> [Directive]: Wherever a line holds the word "force", copy that line out.

#### Records ####

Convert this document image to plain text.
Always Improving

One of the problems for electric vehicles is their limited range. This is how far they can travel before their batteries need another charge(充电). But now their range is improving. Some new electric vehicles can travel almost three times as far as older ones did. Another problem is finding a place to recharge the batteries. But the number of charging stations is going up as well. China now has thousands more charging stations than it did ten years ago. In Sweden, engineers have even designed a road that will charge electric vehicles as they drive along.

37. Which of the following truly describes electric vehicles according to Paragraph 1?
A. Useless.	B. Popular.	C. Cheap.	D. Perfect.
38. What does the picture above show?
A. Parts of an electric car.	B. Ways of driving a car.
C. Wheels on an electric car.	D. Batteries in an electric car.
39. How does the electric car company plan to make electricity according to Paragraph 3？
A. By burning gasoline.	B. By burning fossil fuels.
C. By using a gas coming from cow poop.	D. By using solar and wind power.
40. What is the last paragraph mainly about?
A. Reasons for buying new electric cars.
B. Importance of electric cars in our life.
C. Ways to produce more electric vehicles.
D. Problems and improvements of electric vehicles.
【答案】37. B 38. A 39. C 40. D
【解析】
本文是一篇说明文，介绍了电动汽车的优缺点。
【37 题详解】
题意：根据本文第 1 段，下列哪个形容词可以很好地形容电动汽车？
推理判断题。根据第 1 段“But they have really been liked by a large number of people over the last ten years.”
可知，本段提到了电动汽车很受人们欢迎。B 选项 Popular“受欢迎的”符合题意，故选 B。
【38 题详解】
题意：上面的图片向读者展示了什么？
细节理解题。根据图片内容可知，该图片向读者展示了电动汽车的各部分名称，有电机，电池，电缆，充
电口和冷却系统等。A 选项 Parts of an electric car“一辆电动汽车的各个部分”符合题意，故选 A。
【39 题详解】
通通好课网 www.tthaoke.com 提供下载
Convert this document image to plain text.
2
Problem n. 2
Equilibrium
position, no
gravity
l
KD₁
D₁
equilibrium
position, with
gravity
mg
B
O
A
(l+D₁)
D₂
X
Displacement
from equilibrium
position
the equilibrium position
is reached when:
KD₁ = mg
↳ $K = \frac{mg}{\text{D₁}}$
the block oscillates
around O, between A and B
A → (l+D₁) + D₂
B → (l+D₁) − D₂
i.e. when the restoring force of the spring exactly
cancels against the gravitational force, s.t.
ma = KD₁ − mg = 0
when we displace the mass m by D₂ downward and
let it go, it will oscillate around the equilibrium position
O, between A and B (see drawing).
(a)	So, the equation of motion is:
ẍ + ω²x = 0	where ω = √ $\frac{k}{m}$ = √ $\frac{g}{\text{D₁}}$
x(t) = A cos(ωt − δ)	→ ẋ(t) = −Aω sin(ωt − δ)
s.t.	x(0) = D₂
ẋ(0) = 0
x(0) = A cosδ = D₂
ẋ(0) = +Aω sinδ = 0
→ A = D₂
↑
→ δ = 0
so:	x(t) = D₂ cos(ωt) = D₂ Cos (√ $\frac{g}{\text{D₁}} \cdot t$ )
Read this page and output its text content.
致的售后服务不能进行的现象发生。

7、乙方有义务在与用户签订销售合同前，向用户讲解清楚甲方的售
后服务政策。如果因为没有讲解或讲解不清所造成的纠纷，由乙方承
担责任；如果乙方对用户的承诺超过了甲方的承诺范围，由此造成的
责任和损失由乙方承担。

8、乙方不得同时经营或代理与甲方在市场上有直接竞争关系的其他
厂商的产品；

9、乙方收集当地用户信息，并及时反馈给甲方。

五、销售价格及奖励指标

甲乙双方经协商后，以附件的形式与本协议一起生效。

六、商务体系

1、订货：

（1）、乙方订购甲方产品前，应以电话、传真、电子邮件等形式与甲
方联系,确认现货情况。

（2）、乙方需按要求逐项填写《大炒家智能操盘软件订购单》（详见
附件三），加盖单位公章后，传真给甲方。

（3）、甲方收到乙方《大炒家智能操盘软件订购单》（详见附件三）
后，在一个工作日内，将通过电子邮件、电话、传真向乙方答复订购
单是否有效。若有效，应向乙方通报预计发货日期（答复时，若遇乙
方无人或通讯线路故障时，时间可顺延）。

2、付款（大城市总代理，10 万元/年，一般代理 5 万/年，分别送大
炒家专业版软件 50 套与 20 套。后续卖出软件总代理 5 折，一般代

####

> [Answer to the task]:
i.e. when the restoring force of the spring exactly
cancels against the gravitational force, s.t.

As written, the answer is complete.